◆ Your task
Repeat the records verbatim and leave the pictures out of your copy.

━━━ Data to use ━━━

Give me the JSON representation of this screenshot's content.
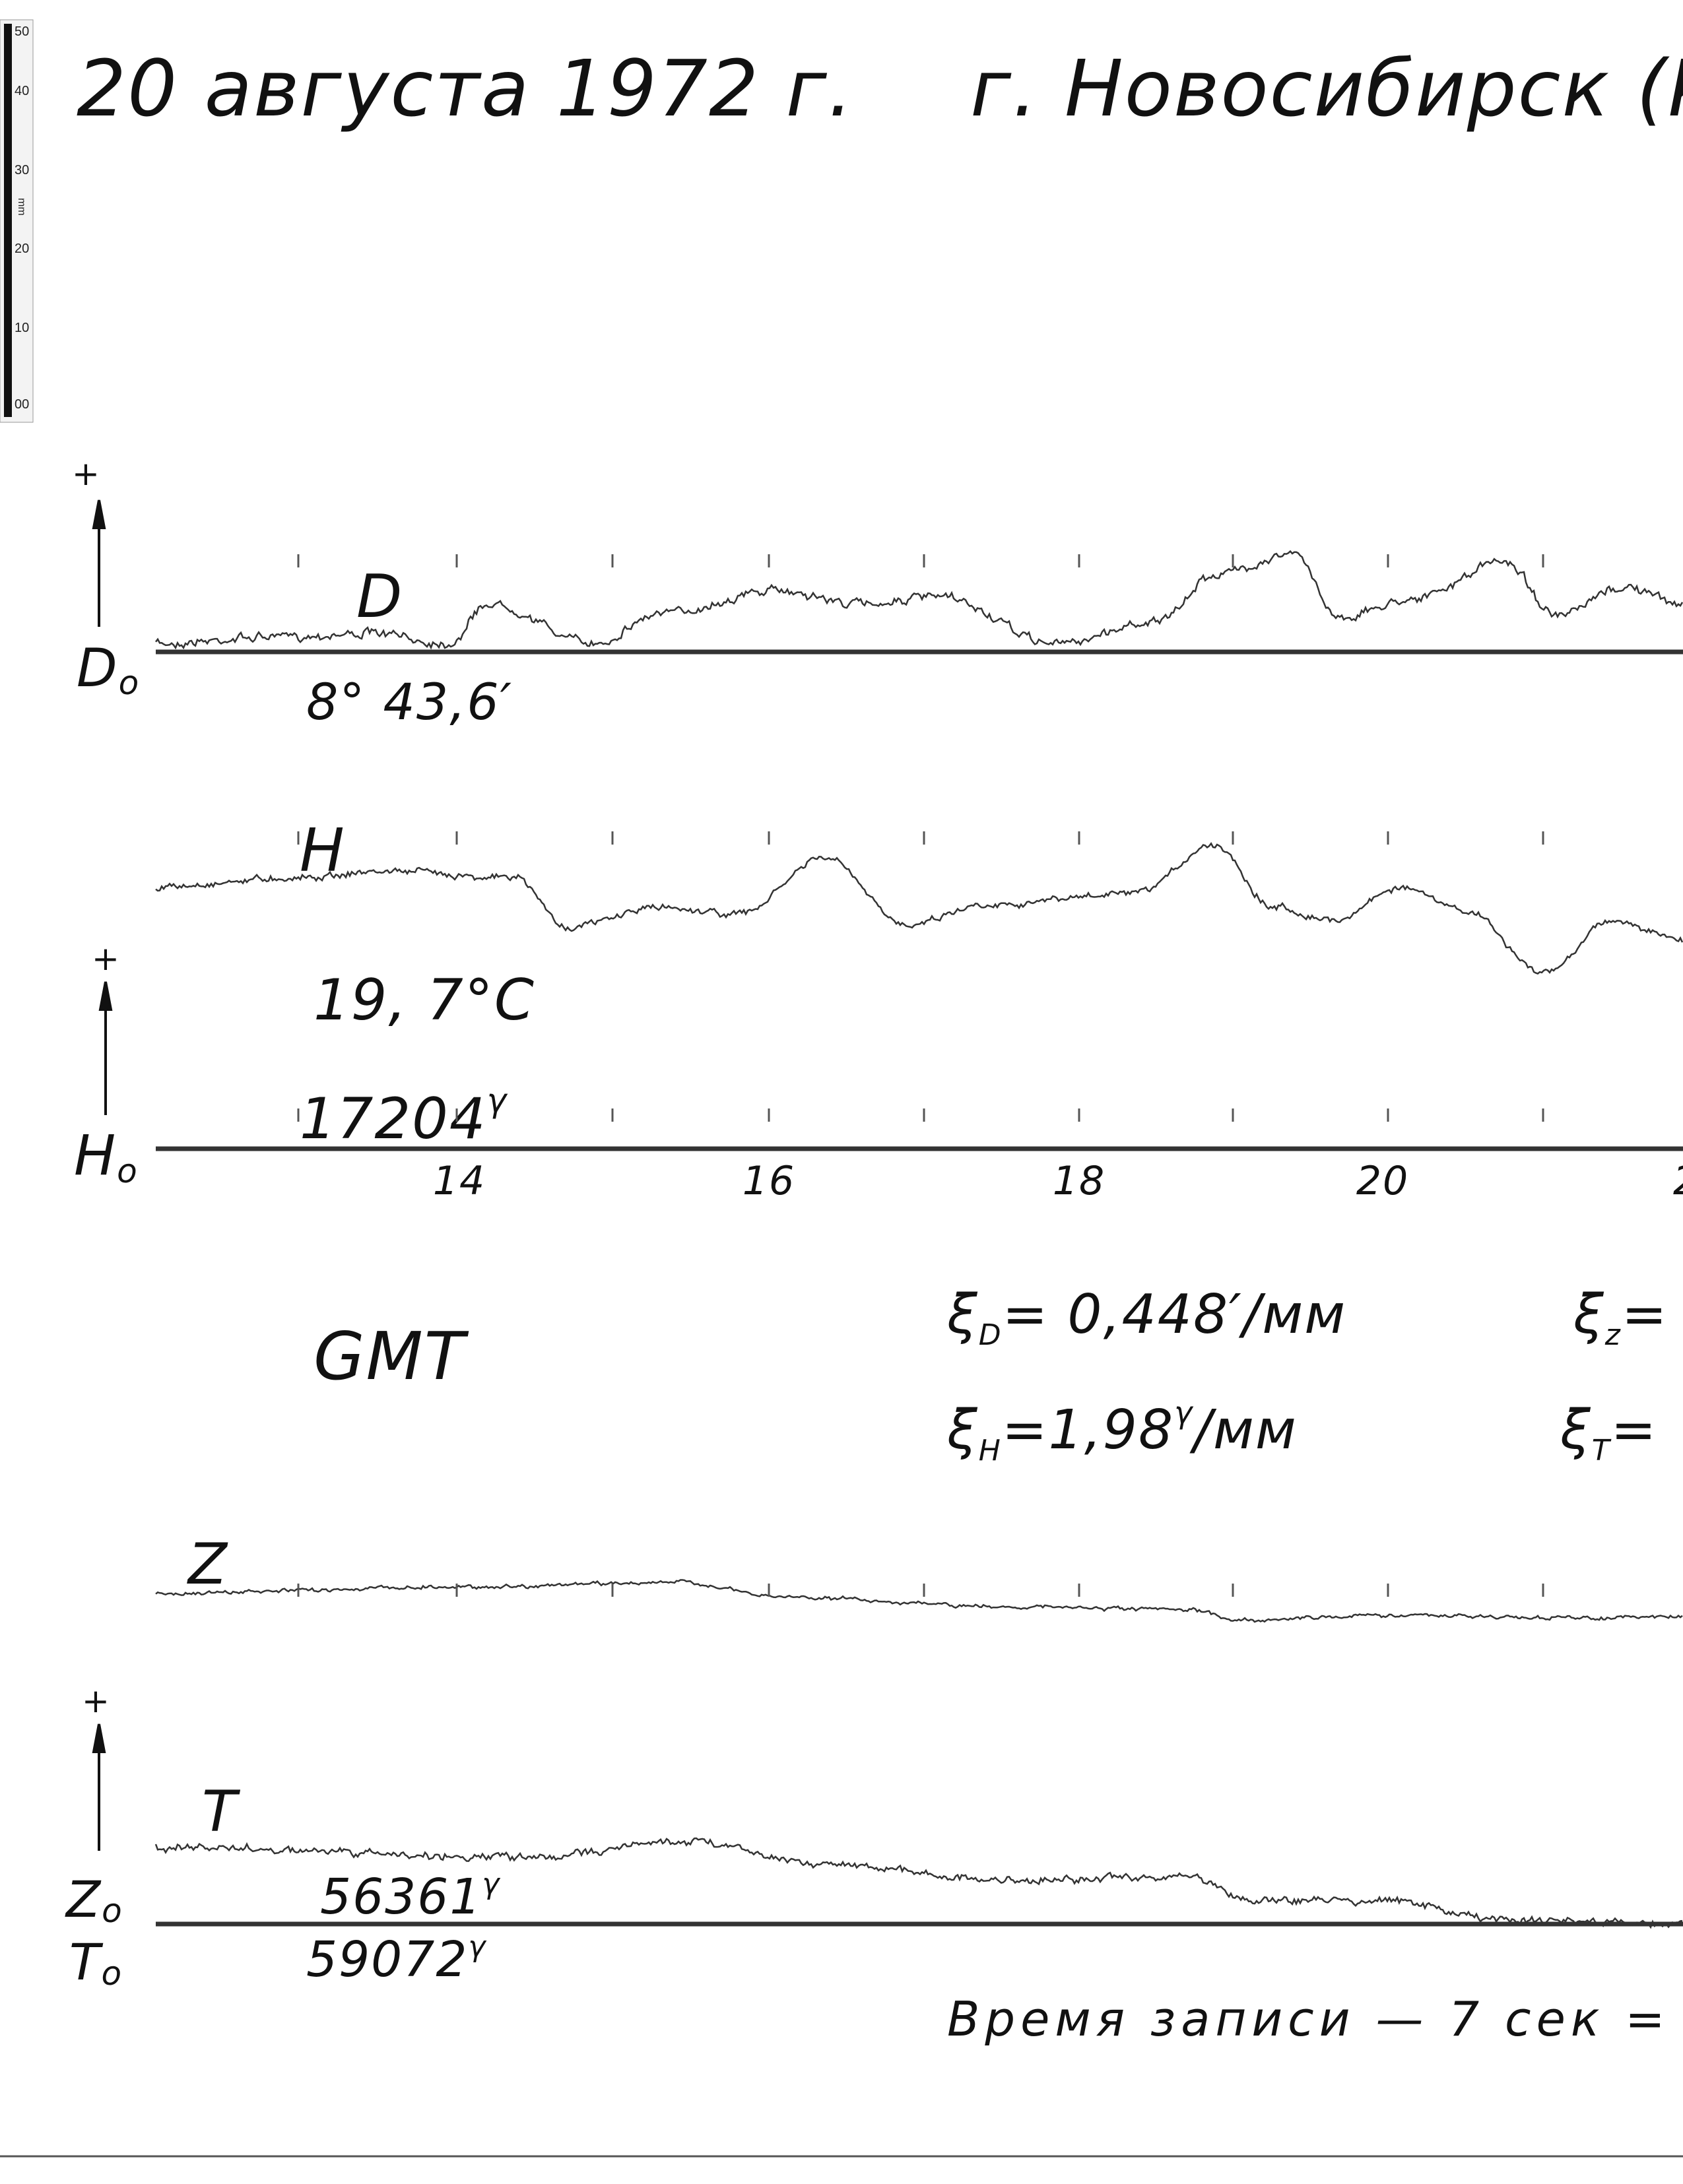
{
  "header": {
    "date": "20 августа 1972 г.",
    "place": "г. Новосибирск (Кл"
  },
  "ruler": {
    "labels": [
      "50",
      "40",
      "30",
      "20",
      "10",
      "00"
    ],
    "unit": "mm"
  },
  "plus": "+",
  "traces": {
    "D": {
      "label": "D",
      "base": "D",
      "base_sub": "o",
      "value": "8° 43,6′"
    },
    "H": {
      "label": "H",
      "base": "H",
      "base_sub": "o",
      "temperature": "19, 7°C",
      "value": "17204",
      "value_sup": "γ"
    },
    "Z": {
      "label": "Z",
      "base": "Z",
      "base_sub": "o",
      "value": "56361",
      "value_sup": "γ"
    },
    "T": {
      "label": "T",
      "base": "T",
      "base_sub": "o",
      "value": "59072",
      "value_sup": "γ"
    }
  },
  "hours": [
    "14",
    "16",
    "18",
    "20",
    "2"
  ],
  "time_label": "GMT",
  "scales": {
    "D": {
      "symbol": "ξ",
      "sub": "D",
      "rest": "= 0,448′/мм"
    },
    "Z": {
      "symbol": "ξ",
      "sub": "z",
      "rest": "="
    },
    "H": {
      "symbol": "ξ",
      "sub": "H",
      "rest": "=1,98",
      "sup": "γ",
      "tail": "/мм"
    },
    "T": {
      "symbol": "ξ",
      "sub": "T",
      "rest": "="
    }
  },
  "footer": "Время записи — 7 сек ="
}
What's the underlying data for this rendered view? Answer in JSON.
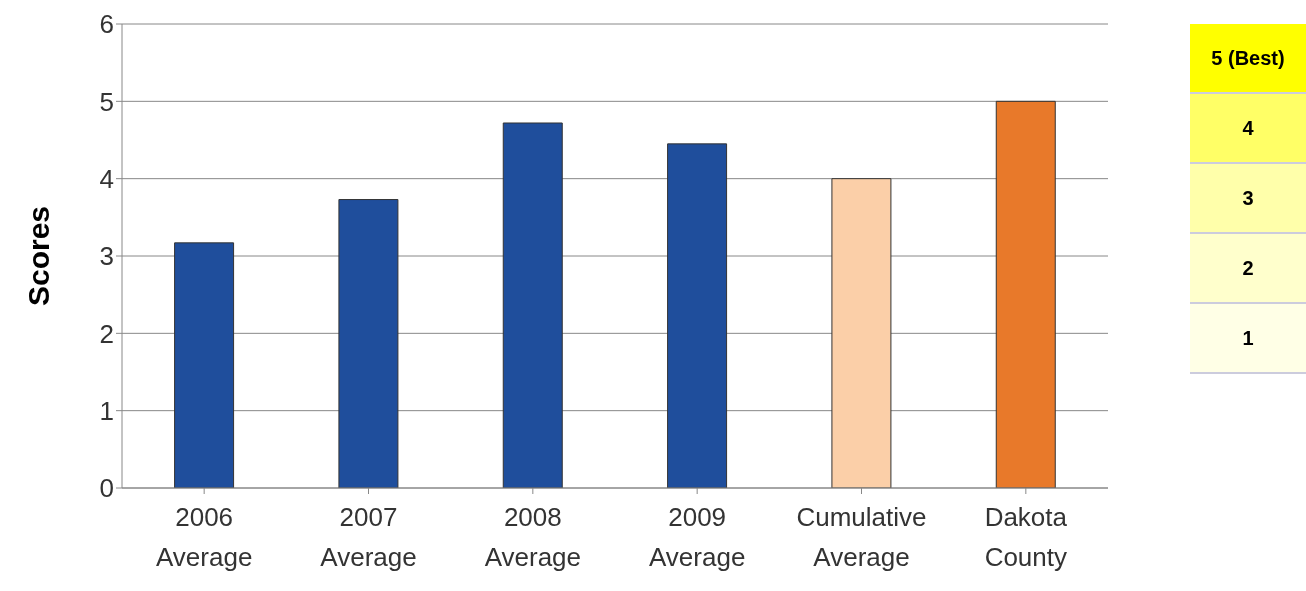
{
  "chart_data": {
    "type": "bar",
    "ylabel": "Scores",
    "categories": [
      "2006 Average",
      "2007 Average",
      "2008 Average",
      "2009 Average",
      "Cumulative Average",
      "Dakota County"
    ],
    "values": [
      3.17,
      3.73,
      4.72,
      4.45,
      4.0,
      5.0
    ],
    "colors": [
      "#1f4e9c",
      "#1f4e9c",
      "#1f4e9c",
      "#1f4e9c",
      "#fbcfa8",
      "#e8792a"
    ],
    "ylim": [
      0,
      6
    ],
    "yticks": [
      0,
      1,
      2,
      3,
      4,
      5,
      6
    ],
    "grid": "y",
    "annotations": [
      "5 (Best)",
      "4",
      "3",
      "2",
      "1"
    ]
  }
}
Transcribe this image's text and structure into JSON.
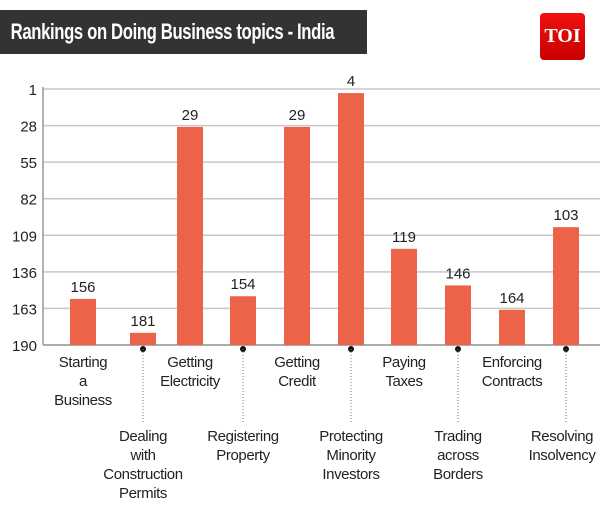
{
  "header": {
    "title": "Rankings on Doing Business topics - India",
    "logo": "TOI"
  },
  "colors": {
    "bar": "#ec634a",
    "title_bg": "#333333",
    "logo": "#e00000"
  },
  "chart_data": {
    "type": "bar",
    "title": "Rankings on Doing Business topics - India",
    "categories": [
      [
        "Starting",
        "a",
        "Business"
      ],
      [
        "Dealing",
        "with",
        "Construction",
        "Permits"
      ],
      [
        "Getting",
        "Electricity"
      ],
      [
        "Registering",
        "Property"
      ],
      [
        "Getting",
        "Credit"
      ],
      [
        "Protecting",
        "Minority",
        "Investors"
      ],
      [
        "Paying",
        "Taxes"
      ],
      [
        "Trading",
        "across",
        "Borders"
      ],
      [
        "Enforcing",
        "Contracts"
      ],
      [
        "Resolving",
        "Insolvency"
      ]
    ],
    "values": [
      156,
      181,
      29,
      154,
      29,
      4,
      119,
      146,
      164,
      103
    ],
    "y_axis": {
      "reversed": true,
      "ylim": [
        1,
        190
      ],
      "ticks": [
        1,
        28,
        55,
        82,
        109,
        136,
        163,
        190
      ]
    },
    "grid": true,
    "xlabel": "",
    "ylabel": ""
  }
}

━━━

◆ Result of this task
Give me the JSON representation of this screenshot's content.
{
  "header": {
    "date": "20 августа 1972 г.",
    "place": "г. Новосибирск (Кл"
  },
  "ruler": {
    "labels": [
      "50",
      "40",
      "30",
      "20",
      "10",
      "00"
    ],
    "unit": "mm"
  },
  "plus": "+",
  "traces": {
    "D": {
      "label": "D",
      "base": "D",
      "base_sub": "o",
      "value": "8° 43,6′"
    },
    "H": {
      "label": "H",
      "base": "H",
      "base_sub": "o",
      "temperature": "19, 7°C",
      "value": "17204",
      "value_sup": "γ"
    },
    "Z": {
      "label": "Z",
      "base": "Z",
      "base_sub": "o",
      "value": "56361",
      "value_sup": "γ"
    },
    "T": {
      "label": "T",
      "base": "T",
      "base_sub": "o",
      "value": "59072",
      "value_sup": "γ"
    }
  },
  "hours": [
    "14",
    "16",
    "18",
    "20",
    "2"
  ],
  "time_label": "GMT",
  "scales": {
    "D": {
      "symbol": "ξ",
      "sub": "D",
      "rest": "= 0,448′/мм"
    },
    "Z": {
      "symbol": "ξ",
      "sub": "z",
      "rest": "="
    },
    "H": {
      "symbol": "ξ",
      "sub": "H",
      "rest": "=1,98",
      "sup": "γ",
      "tail": "/мм"
    },
    "T": {
      "symbol": "ξ",
      "sub": "T",
      "rest": "="
    }
  },
  "footer": "Время записи — 7 сек ="
}
What's the underlying data for this rendered view? Answer in JSON.
{
  "chart_data": {
    "type": "bar",
    "ylabel": "Scores",
    "categories": [
      "2006 Average",
      "2007 Average",
      "2008 Average",
      "2009 Average",
      "Cumulative Average",
      "Dakota County"
    ],
    "values": [
      3.17,
      3.73,
      4.72,
      4.45,
      4.0,
      5.0
    ],
    "colors": [
      "#1f4e9c",
      "#1f4e9c",
      "#1f4e9c",
      "#1f4e9c",
      "#fbcfa8",
      "#e8792a"
    ],
    "ylim": [
      0,
      6
    ],
    "yticks": [
      0,
      1,
      2,
      3,
      4,
      5,
      6
    ],
    "grid": "y",
    "annotations": [
      "5 (Best)",
      "4",
      "3",
      "2",
      "1"
    ]
  }
}
Transcribe this image's text and structure into JSON.
{
  "header": {
    "title": "Rankings on Doing Business topics - India",
    "logo": "TOI"
  },
  "colors": {
    "bar": "#ec634a",
    "title_bg": "#333333",
    "logo": "#e00000"
  },
  "chart_data": {
    "type": "bar",
    "title": "Rankings on Doing Business topics - India",
    "categories": [
      [
        "Starting",
        "a",
        "Business"
      ],
      [
        "Dealing",
        "with",
        "Construction",
        "Permits"
      ],
      [
        "Getting",
        "Electricity"
      ],
      [
        "Registering",
        "Property"
      ],
      [
        "Getting",
        "Credit"
      ],
      [
        "Protecting",
        "Minority",
        "Investors"
      ],
      [
        "Paying",
        "Taxes"
      ],
      [
        "Trading",
        "across",
        "Borders"
      ],
      [
        "Enforcing",
        "Contracts"
      ],
      [
        "Resolving",
        "Insolvency"
      ]
    ],
    "values": [
      156,
      181,
      29,
      154,
      29,
      4,
      119,
      146,
      164,
      103
    ],
    "y_axis": {
      "reversed": true,
      "ylim": [
        1,
        190
      ],
      "ticks": [
        1,
        28,
        55,
        82,
        109,
        136,
        163,
        190
      ]
    },
    "grid": true,
    "xlabel": "",
    "ylabel": ""
  }
}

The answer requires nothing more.